EXERCISE PROMPT: Images do not belong in the copy. Retype all the entries below exactly.

RECORDS SUPPLIED:
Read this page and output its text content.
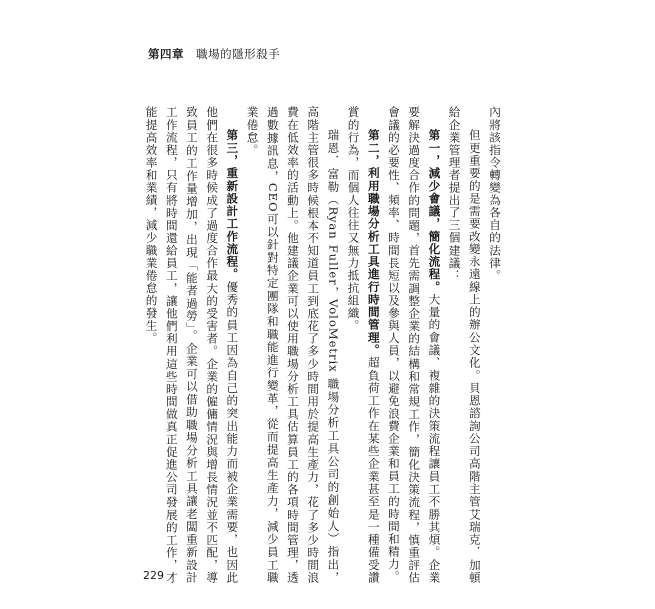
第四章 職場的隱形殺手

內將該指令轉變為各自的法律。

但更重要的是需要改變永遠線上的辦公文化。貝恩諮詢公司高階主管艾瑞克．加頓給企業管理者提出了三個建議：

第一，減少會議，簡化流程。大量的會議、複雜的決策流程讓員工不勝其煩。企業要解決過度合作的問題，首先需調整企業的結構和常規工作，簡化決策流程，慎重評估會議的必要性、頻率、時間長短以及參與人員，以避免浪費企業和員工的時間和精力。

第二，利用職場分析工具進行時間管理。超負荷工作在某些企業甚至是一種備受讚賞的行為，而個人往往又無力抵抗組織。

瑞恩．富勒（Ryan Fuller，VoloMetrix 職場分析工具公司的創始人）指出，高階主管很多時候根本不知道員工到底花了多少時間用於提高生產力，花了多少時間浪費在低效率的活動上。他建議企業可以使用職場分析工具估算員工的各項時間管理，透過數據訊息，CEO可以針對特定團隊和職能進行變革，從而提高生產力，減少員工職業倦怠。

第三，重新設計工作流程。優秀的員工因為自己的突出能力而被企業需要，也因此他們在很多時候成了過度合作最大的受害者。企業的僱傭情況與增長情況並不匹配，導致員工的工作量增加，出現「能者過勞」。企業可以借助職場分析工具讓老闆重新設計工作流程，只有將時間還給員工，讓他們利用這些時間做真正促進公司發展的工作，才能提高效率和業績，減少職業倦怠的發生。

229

OUTPUT OF THE EXERCISE:
Read this page and output its text content.
第四章 職場的隱形殺手

內將該指令轉變為各自的法律。

但更重要的是需要改變永遠線上的辦公文化。貝恩諮詢公司高階主管艾瑞克．加頓給企業管理者提出了三個建議：

第一，減少會議，簡化流程。大量的會議、複雜的決策流程讓員工不勝其煩。企業要解決過度合作的問題，首先需調整企業的結構和常規工作，簡化決策流程，慎重評估會議的必要性、頻率、時間長短以及參與人員，以避免浪費企業和員工的時間和精力。

第二，利用職場分析工具進行時間管理。超負荷工作在某些企業甚至是一種備受讚賞的行為，而個人往往又無力抵抗組織。

瑞恩．富勒（Ryan Fuller，VoloMetrix 職場分析工具公司的創始人）指出，高階主管很多時候根本不知道員工到底花了多少時間用於提高生產力，花了多少時間浪費在低效率的活動上。他建議企業可以使用職場分析工具估算員工的各項時間管理，透過數據訊息，CEO可以針對特定團隊和職能進行變革，從而提高生產力，減少員工職業倦怠。

第三，重新設計工作流程。優秀的員工因為自己的突出能力而被企業需要，也因此他們在很多時候成了過度合作最大的受害者。企業的僱傭情況與增長情況並不匹配，導致員工的工作量增加，出現「能者過勞」。企業可以借助職場分析工具讓老闆重新設計工作流程，只有將時間還給員工，讓他們利用這些時間做真正促進公司發展的工作，才能提高效率和業績，減少職業倦怠的發生。

229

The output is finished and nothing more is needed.